▶ [DIRECTION] Word for word, quote all of the material, omitting the pictures.

[Stored dataset items]
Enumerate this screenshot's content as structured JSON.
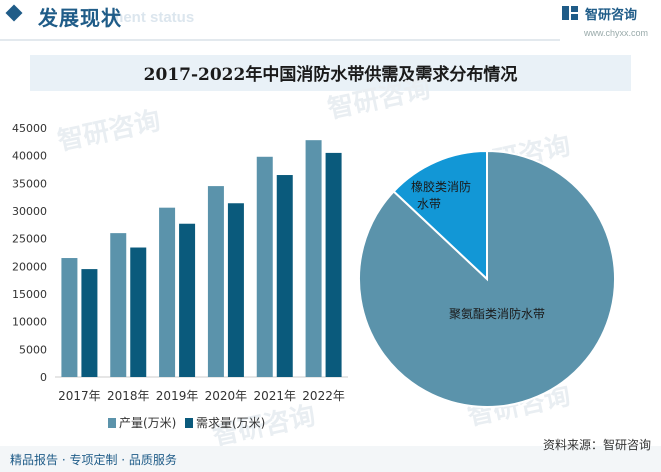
{
  "header": {
    "title": "发展现状",
    "subtitle_en": "ment status",
    "logo_name": "智研咨询",
    "logo_url": "www.chyxx.com"
  },
  "footer": {
    "left": "精品报告 · 专项定制 · 品质服务",
    "source": "资料来源：智研咨询"
  },
  "watermark": "智研咨询",
  "colors": {
    "supply": "#5b93ab",
    "demand": "#0a5a7c",
    "pie_main": "#5b93ab",
    "pie_other": "#1297d6"
  },
  "chart_data": [
    {
      "type": "bar",
      "title": "2017-2022年中国消防水带供需及需求分布情况",
      "categories": [
        "2017年",
        "2018年",
        "2019年",
        "2020年",
        "2021年",
        "2022年"
      ],
      "series": [
        {
          "name": "产量(万米)",
          "values": [
            21500,
            26000,
            30600,
            34500,
            39800,
            42800
          ]
        },
        {
          "name": "需求量(万米)",
          "values": [
            19500,
            23400,
            27700,
            31400,
            36500,
            40500
          ]
        }
      ],
      "ylim": [
        0,
        45000
      ],
      "yticks": [
        0,
        5000,
        10000,
        15000,
        20000,
        25000,
        30000,
        35000,
        40000,
        45000
      ],
      "legend": "bottom"
    },
    {
      "type": "pie",
      "slices": [
        {
          "label": "聚氨酯类消防水带",
          "value": 87
        },
        {
          "label_lines": [
            "橡胶类消防",
            "水带"
          ],
          "value": 13
        }
      ]
    }
  ]
}
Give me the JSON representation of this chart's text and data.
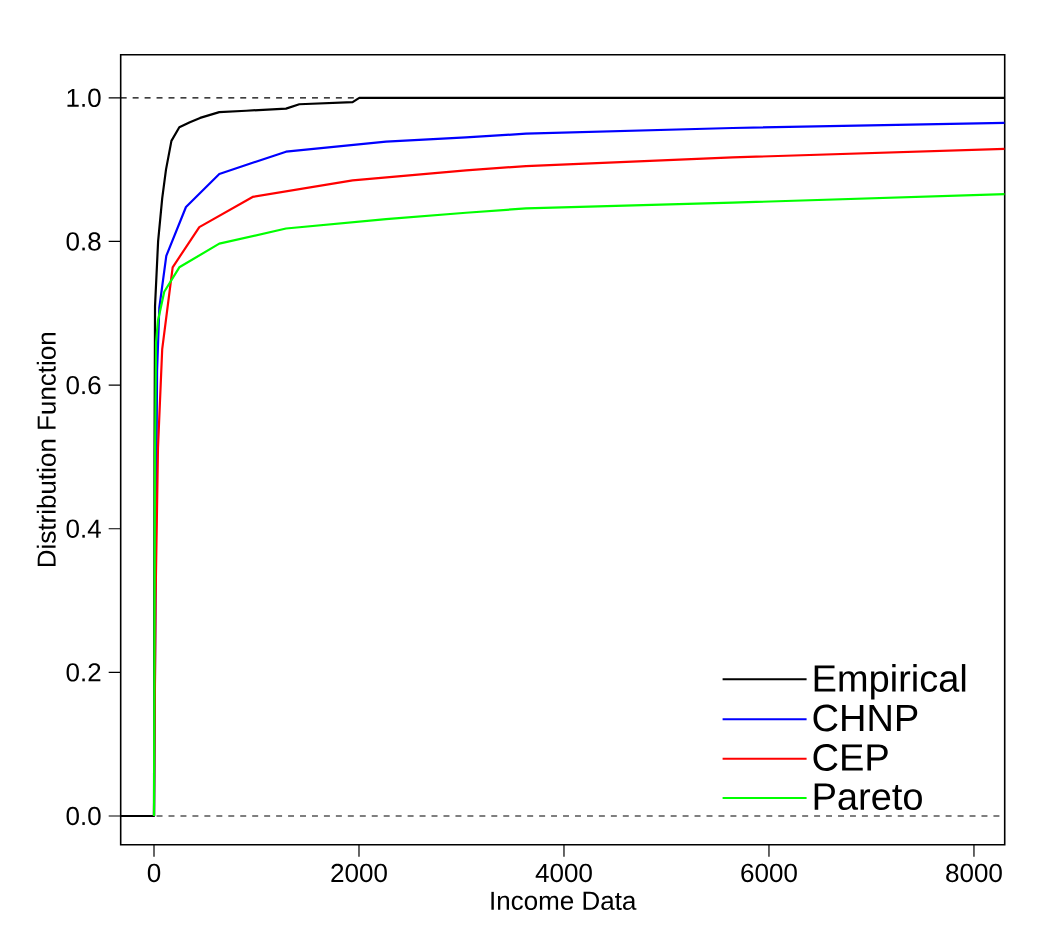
{
  "chart_data": {
    "type": "line",
    "xlabel": "Income Data",
    "ylabel": "Distribution Function",
    "xlim": [
      -325,
      8300
    ],
    "ylim": [
      -0.04,
      1.06
    ],
    "xticks": [
      0,
      2000,
      4000,
      6000,
      8000
    ],
    "yticks": [
      {
        "value": 0,
        "label": "0.0"
      },
      {
        "value": 0.2,
        "label": "0.2"
      },
      {
        "value": 0.4,
        "label": "0.4"
      },
      {
        "value": 0.6,
        "label": "0.6"
      },
      {
        "value": 0.8,
        "label": "0.8"
      },
      {
        "value": 1,
        "label": "1.0"
      }
    ],
    "grid": false,
    "legend": "bottom right",
    "line_style": "solid",
    "ref_lines": [
      {
        "axis": "y",
        "value": 0,
        "color": "#000000",
        "line_style": "dashed"
      },
      {
        "axis": "y",
        "value": 1,
        "color": "#000000",
        "line_style": "dashed"
      }
    ],
    "series": [
      {
        "name": "Empirical",
        "color": "#000000",
        "x": [
          -325,
          0,
          5,
          10,
          40,
          80,
          117,
          170,
          247,
          350,
          450,
          637,
          900,
          1288,
          1418,
          1938,
          2003,
          8300
        ],
        "values": [
          0,
          0,
          0.5,
          0.71,
          0.8,
          0.86,
          0.9,
          0.94,
          0.959,
          0.966,
          0.972,
          0.98,
          0.982,
          0.985,
          0.991,
          0.994,
          1,
          1
        ]
      },
      {
        "name": "CHNP",
        "color": "#0000ff",
        "x": [
          0,
          30,
          52,
          120,
          312,
          637,
          1288,
          2264,
          3044,
          3629,
          5645,
          8300
        ],
        "values": [
          0,
          0.62,
          0.708,
          0.78,
          0.848,
          0.894,
          0.925,
          0.939,
          0.945,
          0.95,
          0.958,
          0.965
        ]
      },
      {
        "name": "CEP",
        "color": "#ff0000",
        "x": [
          0,
          15,
          39,
          80,
          182,
          442,
          962,
          1938,
          3044,
          3629,
          5645,
          8300
        ],
        "values": [
          0,
          0.3,
          0.513,
          0.65,
          0.764,
          0.82,
          0.862,
          0.885,
          0.899,
          0.905,
          0.917,
          0.929
        ]
      },
      {
        "name": "Pareto",
        "color": "#00ff00",
        "x": [
          0,
          10,
          20,
          39,
          100,
          247,
          637,
          1288,
          2264,
          3044,
          3629,
          5645,
          8300
        ],
        "values": [
          0,
          0.5,
          0.66,
          0.69,
          0.73,
          0.764,
          0.797,
          0.818,
          0.831,
          0.84,
          0.846,
          0.854,
          0.866
        ]
      }
    ]
  }
}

▶ [FINAL RESULT]
Enumerate this screenshot's content as structured JSON.
{
  "header": {
    "title": "发展现状",
    "subtitle_en": "ment status",
    "logo_name": "智研咨询",
    "logo_url": "www.chyxx.com"
  },
  "footer": {
    "left": "精品报告 · 专项定制 · 品质服务",
    "source": "资料来源：智研咨询"
  },
  "watermark": "智研咨询",
  "colors": {
    "supply": "#5b93ab",
    "demand": "#0a5a7c",
    "pie_main": "#5b93ab",
    "pie_other": "#1297d6"
  },
  "chart_data": [
    {
      "type": "bar",
      "title": "2017-2022年中国消防水带供需及需求分布情况",
      "categories": [
        "2017年",
        "2018年",
        "2019年",
        "2020年",
        "2021年",
        "2022年"
      ],
      "series": [
        {
          "name": "产量(万米)",
          "values": [
            21500,
            26000,
            30600,
            34500,
            39800,
            42800
          ]
        },
        {
          "name": "需求量(万米)",
          "values": [
            19500,
            23400,
            27700,
            31400,
            36500,
            40500
          ]
        }
      ],
      "ylim": [
        0,
        45000
      ],
      "yticks": [
        0,
        5000,
        10000,
        15000,
        20000,
        25000,
        30000,
        35000,
        40000,
        45000
      ],
      "legend": "bottom"
    },
    {
      "type": "pie",
      "slices": [
        {
          "label": "聚氨酯类消防水带",
          "value": 87
        },
        {
          "label_lines": [
            "橡胶类消防",
            "水带"
          ],
          "value": 13
        }
      ]
    }
  ]
}
Give me the JSON representation of this chart's text and data.
{
  "chart_data": {
    "type": "line",
    "xlabel": "Income Data",
    "ylabel": "Distribution Function",
    "xlim": [
      -325,
      8300
    ],
    "ylim": [
      -0.04,
      1.06
    ],
    "xticks": [
      0,
      2000,
      4000,
      6000,
      8000
    ],
    "yticks": [
      {
        "value": 0,
        "label": "0.0"
      },
      {
        "value": 0.2,
        "label": "0.2"
      },
      {
        "value": 0.4,
        "label": "0.4"
      },
      {
        "value": 0.6,
        "label": "0.6"
      },
      {
        "value": 0.8,
        "label": "0.8"
      },
      {
        "value": 1,
        "label": "1.0"
      }
    ],
    "grid": false,
    "legend": "bottom right",
    "line_style": "solid",
    "ref_lines": [
      {
        "axis": "y",
        "value": 0,
        "color": "#000000",
        "line_style": "dashed"
      },
      {
        "axis": "y",
        "value": 1,
        "color": "#000000",
        "line_style": "dashed"
      }
    ],
    "series": [
      {
        "name": "Empirical",
        "color": "#000000",
        "x": [
          -325,
          0,
          5,
          10,
          40,
          80,
          117,
          170,
          247,
          350,
          450,
          637,
          900,
          1288,
          1418,
          1938,
          2003,
          8300
        ],
        "values": [
          0,
          0,
          0.5,
          0.71,
          0.8,
          0.86,
          0.9,
          0.94,
          0.959,
          0.966,
          0.972,
          0.98,
          0.982,
          0.985,
          0.991,
          0.994,
          1,
          1
        ]
      },
      {
        "name": "CHNP",
        "color": "#0000ff",
        "x": [
          0,
          30,
          52,
          120,
          312,
          637,
          1288,
          2264,
          3044,
          3629,
          5645,
          8300
        ],
        "values": [
          0,
          0.62,
          0.708,
          0.78,
          0.848,
          0.894,
          0.925,
          0.939,
          0.945,
          0.95,
          0.958,
          0.965
        ]
      },
      {
        "name": "CEP",
        "color": "#ff0000",
        "x": [
          0,
          15,
          39,
          80,
          182,
          442,
          962,
          1938,
          3044,
          3629,
          5645,
          8300
        ],
        "values": [
          0,
          0.3,
          0.513,
          0.65,
          0.764,
          0.82,
          0.862,
          0.885,
          0.899,
          0.905,
          0.917,
          0.929
        ]
      },
      {
        "name": "Pareto",
        "color": "#00ff00",
        "x": [
          0,
          10,
          20,
          39,
          100,
          247,
          637,
          1288,
          2264,
          3044,
          3629,
          5645,
          8300
        ],
        "values": [
          0,
          0.5,
          0.66,
          0.69,
          0.73,
          0.764,
          0.797,
          0.818,
          0.831,
          0.84,
          0.846,
          0.854,
          0.866
        ]
      }
    ]
  }
}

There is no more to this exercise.